*AIM OF THE TASK:* Your answer must be an exact copy of the records below, with no pictures in it.

*Extracted records:*
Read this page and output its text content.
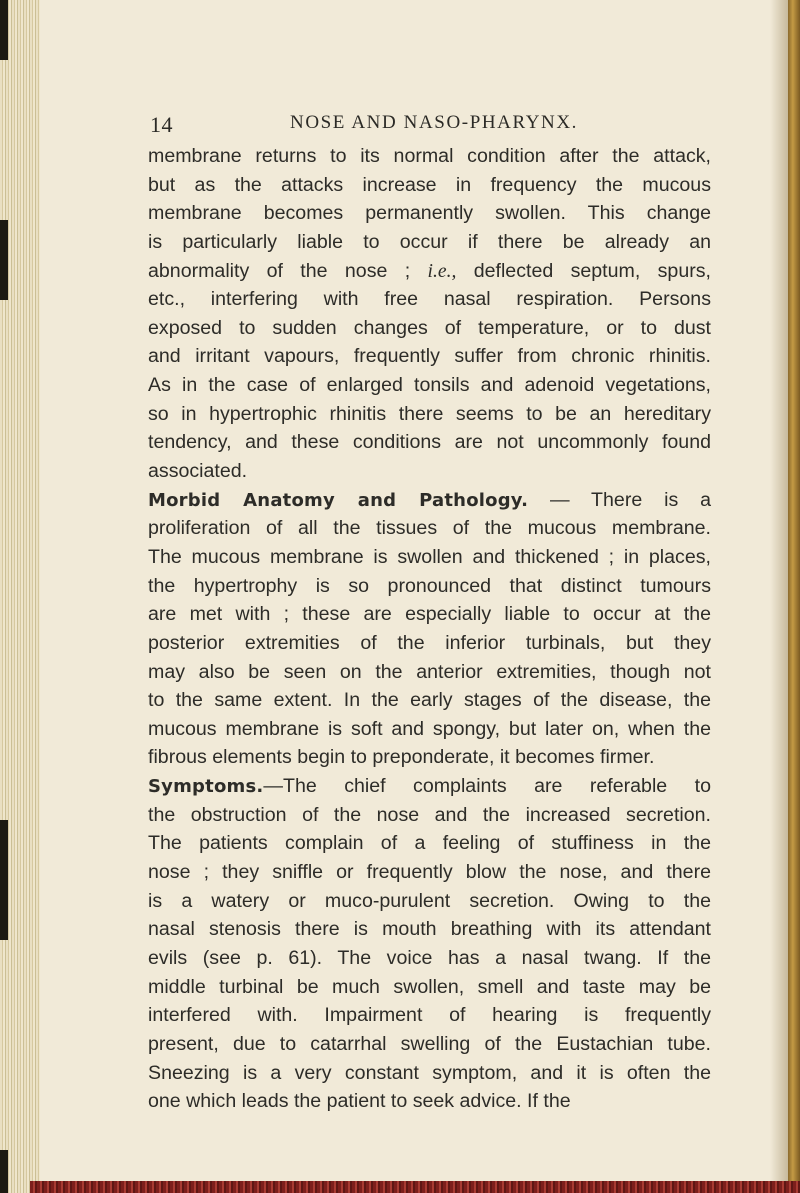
14	NOSE AND NASO-PHARYNX.
membrane returns to its normal condition after the attack,
but as the attacks increase in frequency the mucous
membrane becomes permanently swollen. This change
is particularly liable to occur if there be already an
abnormality of the nose ; i.e., deflected septum, spurs,
etc., interfering with free nasal respiration. Persons
exposed to sudden changes of temperature, or to dust
and irritant vapours, frequently suffer from chronic rhinitis.
As in the case of enlarged tonsils and adenoid vegetations,
so in hypertrophic rhinitis there seems to be an hereditary
tendency, and these conditions are not uncommonly found
associated.
Morbid Anatomy and Pathology. — There is a
proliferation of all the tissues of the mucous membrane.
The mucous membrane is swollen and thickened ; in places,
the hypertrophy is so pronounced that distinct tumours
are met with ; these are especially liable to occur at the
posterior extremities of the inferior turbinals, but they
may also be seen on the anterior extremities, though not
to the same extent. In the early stages of the disease, the
mucous membrane is soft and spongy, but later on, when the
fibrous elements begin to preponderate, it becomes firmer.
Symptoms.—The chief complaints are referable to
the obstruction of the nose and the increased secretion.
The patients complain of a feeling of stuffiness in the
nose ; they sniffle or frequently blow the nose, and there
is a watery or muco-purulent secretion. Owing to the
nasal stenosis there is mouth breathing with its attendant
evils (see p. 61). The voice has a nasal twang. If the
middle turbinal be much swollen, smell and taste may be
interfered with. Impairment of hearing is frequently
present, due to catarrhal swelling of the Eustachian tube.
Sneezing is a very constant symptom, and it is often the
one which leads the patient to seek advice. If the
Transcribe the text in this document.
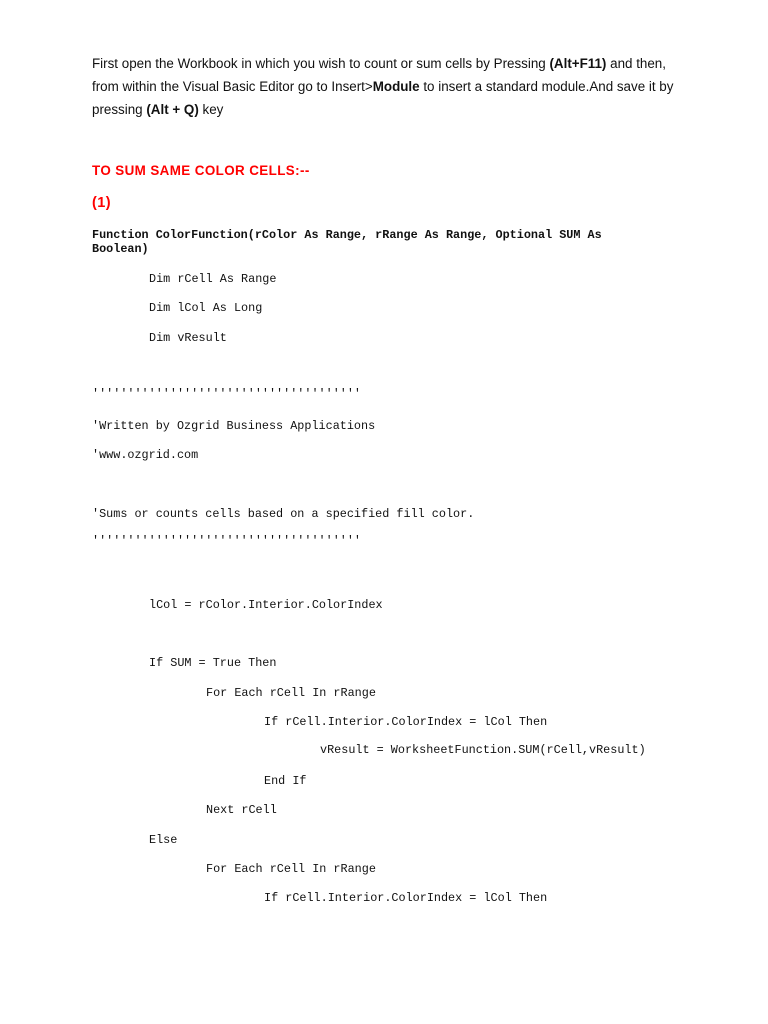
First open the Workbook in which you wish to count or sum cells by Pressing (Alt+F11) and then, from within the Visual Basic Editor go to Insert>Module to insert a standard module.And save it by pressing (Alt + Q) key
TO SUM SAME COLOR CELLS:--
(1)
Function ColorFunction(rColor As Range, rRange As Range, Optional SUM As
Boolean)
Dim rCell As Range
Dim lCol As Long
Dim vResult
''''''''''''''''''''''''''''''''''''''
'Written by Ozgrid Business Applications
'www.ozgrid.com
'Sums or counts cells based on a specified fill color.
''''''''''''''''''''''''''''''''''''''
lCol = rColor.Interior.ColorIndex
If SUM = True Then
For Each rCell In rRange
If rCell.Interior.ColorIndex = lCol Then
vResult = WorksheetFunction.SUM(rCell,vResult)
End If
Next rCell
Else
For Each rCell In rRange
If rCell.Interior.ColorIndex = lCol Then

*RESPONSE TO THE TASK:*
Read this page and output its text content.
14	NOSE AND NASO-PHARYNX.
membrane returns to its normal condition after the attack,
but as the attacks increase in frequency the mucous
membrane becomes permanently swollen. This change
is particularly liable to occur if there be already an
abnormality of the nose ; i.e., deflected septum, spurs,
etc., interfering with free nasal respiration. Persons
exposed to sudden changes of temperature, or to dust
and irritant vapours, frequently suffer from chronic rhinitis.
As in the case of enlarged tonsils and adenoid vegetations,
so in hypertrophic rhinitis there seems to be an hereditary
tendency, and these conditions are not uncommonly found
associated.
Morbid Anatomy and Pathology. — There is a
proliferation of all the tissues of the mucous membrane.
The mucous membrane is swollen and thickened ; in places,
the hypertrophy is so pronounced that distinct tumours
are met with ; these are especially liable to occur at the
posterior extremities of the inferior turbinals, but they
may also be seen on the anterior extremities, though not
to the same extent. In the early stages of the disease, the
mucous membrane is soft and spongy, but later on, when the
fibrous elements begin to preponderate, it becomes firmer.
Symptoms.—The chief complaints are referable to
the obstruction of the nose and the increased secretion.
The patients complain of a feeling of stuffiness in the
nose ; they sniffle or frequently blow the nose, and there
is a watery or muco-purulent secretion. Owing to the
nasal stenosis there is mouth breathing with its attendant
evils (see p. 61). The voice has a nasal twang. If the
middle turbinal be much swollen, smell and taste may be
interfered with. Impairment of hearing is frequently
present, due to catarrhal swelling of the Eustachian tube.
Sneezing is a very constant symptom, and it is often the
one which leads the patient to seek advice. If the
Transcribe the text in this document.
First open the Workbook in which you wish to count or sum cells by Pressing (Alt+F11) and then, from within the Visual Basic Editor go to Insert>Module to insert a standard module.And save it by pressing (Alt + Q) key
TO SUM SAME COLOR CELLS:--
(1)
Function ColorFunction(rColor As Range, rRange As Range, Optional SUM As
Boolean)
Dim rCell As Range
Dim lCol As Long
Dim vResult
''''''''''''''''''''''''''''''''''''''
'Written by Ozgrid Business Applications
'www.ozgrid.com
'Sums or counts cells based on a specified fill color.
''''''''''''''''''''''''''''''''''''''
lCol = rColor.Interior.ColorIndex
If SUM = True Then
For Each rCell In rRange
If rCell.Interior.ColorIndex = lCol Then
vResult = WorksheetFunction.SUM(rCell,vResult)
End If
Next rCell
Else
For Each rCell In rRange
If rCell.Interior.ColorIndex = lCol Then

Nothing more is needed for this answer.